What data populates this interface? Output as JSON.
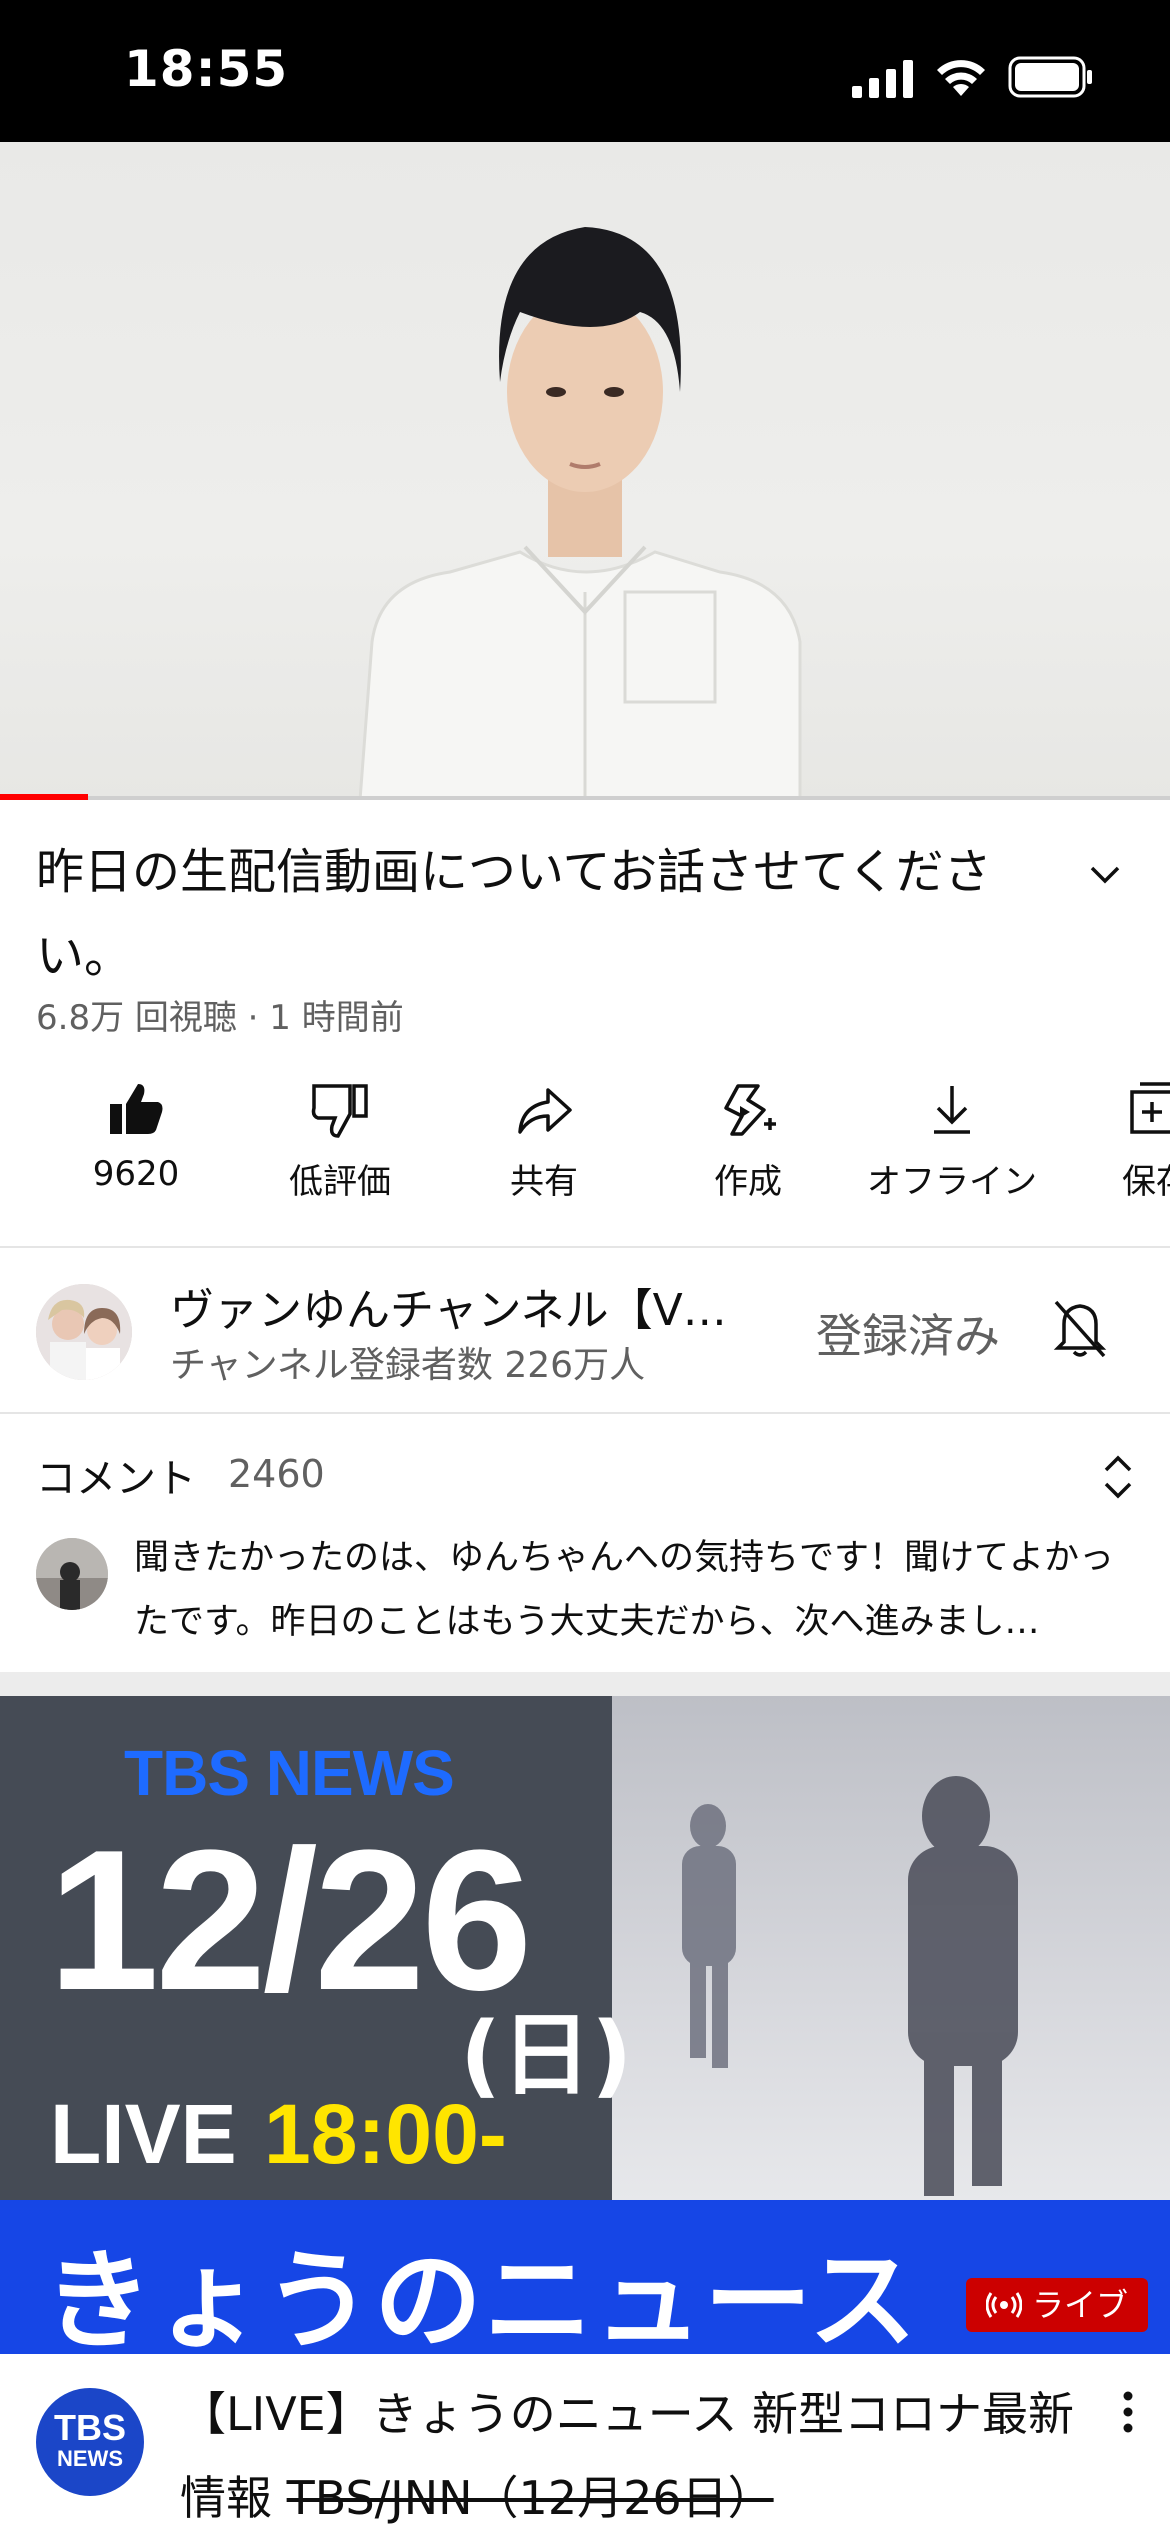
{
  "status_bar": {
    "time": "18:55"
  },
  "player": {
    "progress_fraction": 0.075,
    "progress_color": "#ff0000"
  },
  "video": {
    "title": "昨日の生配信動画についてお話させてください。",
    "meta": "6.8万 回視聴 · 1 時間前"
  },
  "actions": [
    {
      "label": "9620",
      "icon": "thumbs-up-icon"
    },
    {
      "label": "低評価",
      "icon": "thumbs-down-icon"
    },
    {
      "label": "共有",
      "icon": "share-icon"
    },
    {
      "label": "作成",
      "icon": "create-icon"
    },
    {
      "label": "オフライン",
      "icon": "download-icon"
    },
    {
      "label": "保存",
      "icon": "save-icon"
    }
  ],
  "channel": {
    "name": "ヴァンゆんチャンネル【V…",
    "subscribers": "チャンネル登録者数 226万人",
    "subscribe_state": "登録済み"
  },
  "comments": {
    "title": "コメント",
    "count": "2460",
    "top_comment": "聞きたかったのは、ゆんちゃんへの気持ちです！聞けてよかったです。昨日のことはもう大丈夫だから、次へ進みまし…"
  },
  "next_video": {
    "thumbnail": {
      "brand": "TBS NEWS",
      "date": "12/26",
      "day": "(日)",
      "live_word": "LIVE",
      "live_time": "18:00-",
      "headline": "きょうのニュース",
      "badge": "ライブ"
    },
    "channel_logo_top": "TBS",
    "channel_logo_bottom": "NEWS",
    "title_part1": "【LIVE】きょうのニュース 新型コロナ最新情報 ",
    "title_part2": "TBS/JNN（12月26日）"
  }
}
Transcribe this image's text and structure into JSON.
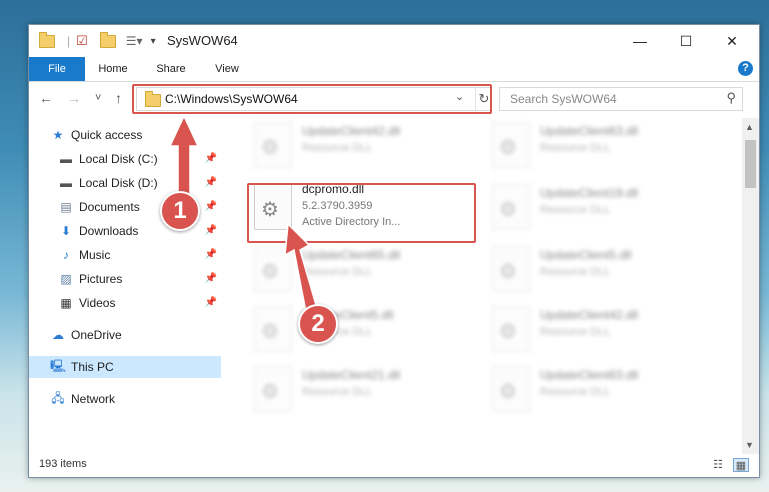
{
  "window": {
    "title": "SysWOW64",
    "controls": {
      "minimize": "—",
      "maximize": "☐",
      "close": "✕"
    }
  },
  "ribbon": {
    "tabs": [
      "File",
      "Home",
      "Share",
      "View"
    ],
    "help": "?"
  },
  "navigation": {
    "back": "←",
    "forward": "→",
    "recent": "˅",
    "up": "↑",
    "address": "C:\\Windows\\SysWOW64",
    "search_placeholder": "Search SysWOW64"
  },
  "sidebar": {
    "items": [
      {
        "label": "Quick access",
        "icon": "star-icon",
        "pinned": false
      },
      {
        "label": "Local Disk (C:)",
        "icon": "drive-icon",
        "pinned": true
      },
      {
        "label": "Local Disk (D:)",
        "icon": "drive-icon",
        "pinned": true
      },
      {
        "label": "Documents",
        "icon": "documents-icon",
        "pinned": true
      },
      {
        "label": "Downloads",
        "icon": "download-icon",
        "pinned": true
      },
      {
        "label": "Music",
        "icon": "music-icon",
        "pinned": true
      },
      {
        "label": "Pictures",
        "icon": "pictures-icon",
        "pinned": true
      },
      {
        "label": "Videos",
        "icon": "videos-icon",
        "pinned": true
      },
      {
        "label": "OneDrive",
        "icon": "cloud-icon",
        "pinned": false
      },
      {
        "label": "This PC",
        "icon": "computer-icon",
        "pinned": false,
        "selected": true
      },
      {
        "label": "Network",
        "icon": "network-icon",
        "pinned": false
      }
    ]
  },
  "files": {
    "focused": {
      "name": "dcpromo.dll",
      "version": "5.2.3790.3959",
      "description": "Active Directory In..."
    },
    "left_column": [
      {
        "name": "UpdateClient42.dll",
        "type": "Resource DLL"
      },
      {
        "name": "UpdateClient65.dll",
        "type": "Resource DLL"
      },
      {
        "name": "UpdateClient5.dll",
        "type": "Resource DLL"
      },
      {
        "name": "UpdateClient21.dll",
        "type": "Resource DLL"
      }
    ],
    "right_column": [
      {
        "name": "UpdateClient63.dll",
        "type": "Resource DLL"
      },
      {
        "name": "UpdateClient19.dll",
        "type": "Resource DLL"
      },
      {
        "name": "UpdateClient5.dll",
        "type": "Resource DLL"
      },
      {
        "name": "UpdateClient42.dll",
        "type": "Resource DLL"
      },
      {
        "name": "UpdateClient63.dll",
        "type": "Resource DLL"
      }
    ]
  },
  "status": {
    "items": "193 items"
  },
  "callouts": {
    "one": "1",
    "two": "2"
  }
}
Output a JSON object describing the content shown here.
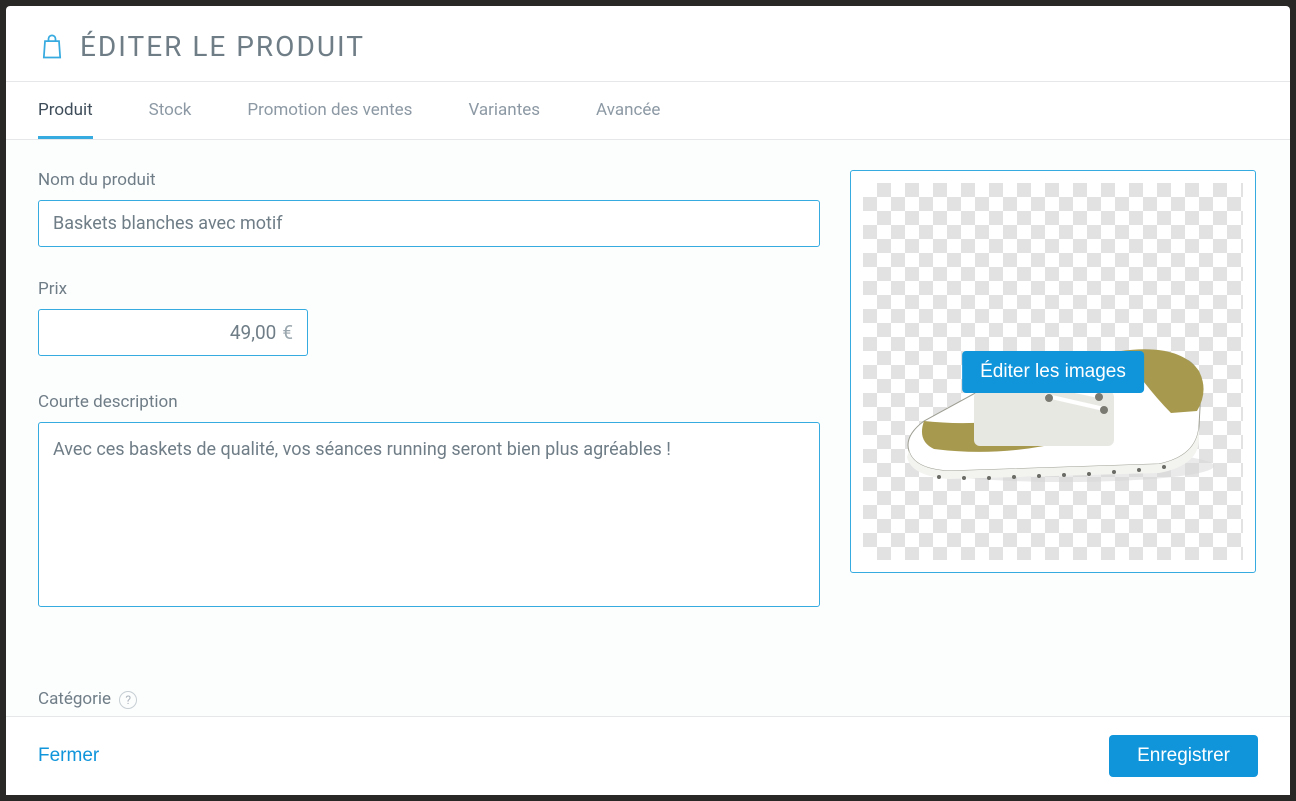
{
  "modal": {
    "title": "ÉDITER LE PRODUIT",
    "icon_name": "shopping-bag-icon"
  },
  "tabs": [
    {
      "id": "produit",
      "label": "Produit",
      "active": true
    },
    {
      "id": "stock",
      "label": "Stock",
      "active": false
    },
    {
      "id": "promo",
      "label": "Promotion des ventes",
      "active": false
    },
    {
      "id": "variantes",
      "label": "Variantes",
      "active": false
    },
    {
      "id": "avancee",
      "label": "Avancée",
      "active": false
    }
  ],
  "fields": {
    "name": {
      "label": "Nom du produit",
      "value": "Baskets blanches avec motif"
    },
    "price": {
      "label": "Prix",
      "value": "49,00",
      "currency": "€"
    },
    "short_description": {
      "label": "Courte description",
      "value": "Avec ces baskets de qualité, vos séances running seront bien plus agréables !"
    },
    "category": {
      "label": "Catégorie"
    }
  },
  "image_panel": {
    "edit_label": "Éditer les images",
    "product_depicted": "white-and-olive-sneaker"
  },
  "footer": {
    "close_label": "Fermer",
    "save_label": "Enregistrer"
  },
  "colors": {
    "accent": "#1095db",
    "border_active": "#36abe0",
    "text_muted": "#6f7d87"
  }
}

....

#### [Problem to solve]
Calculate how many lines of the material include the string "きょうのニュース", and state that number by itself.

#### [Result of the task]
2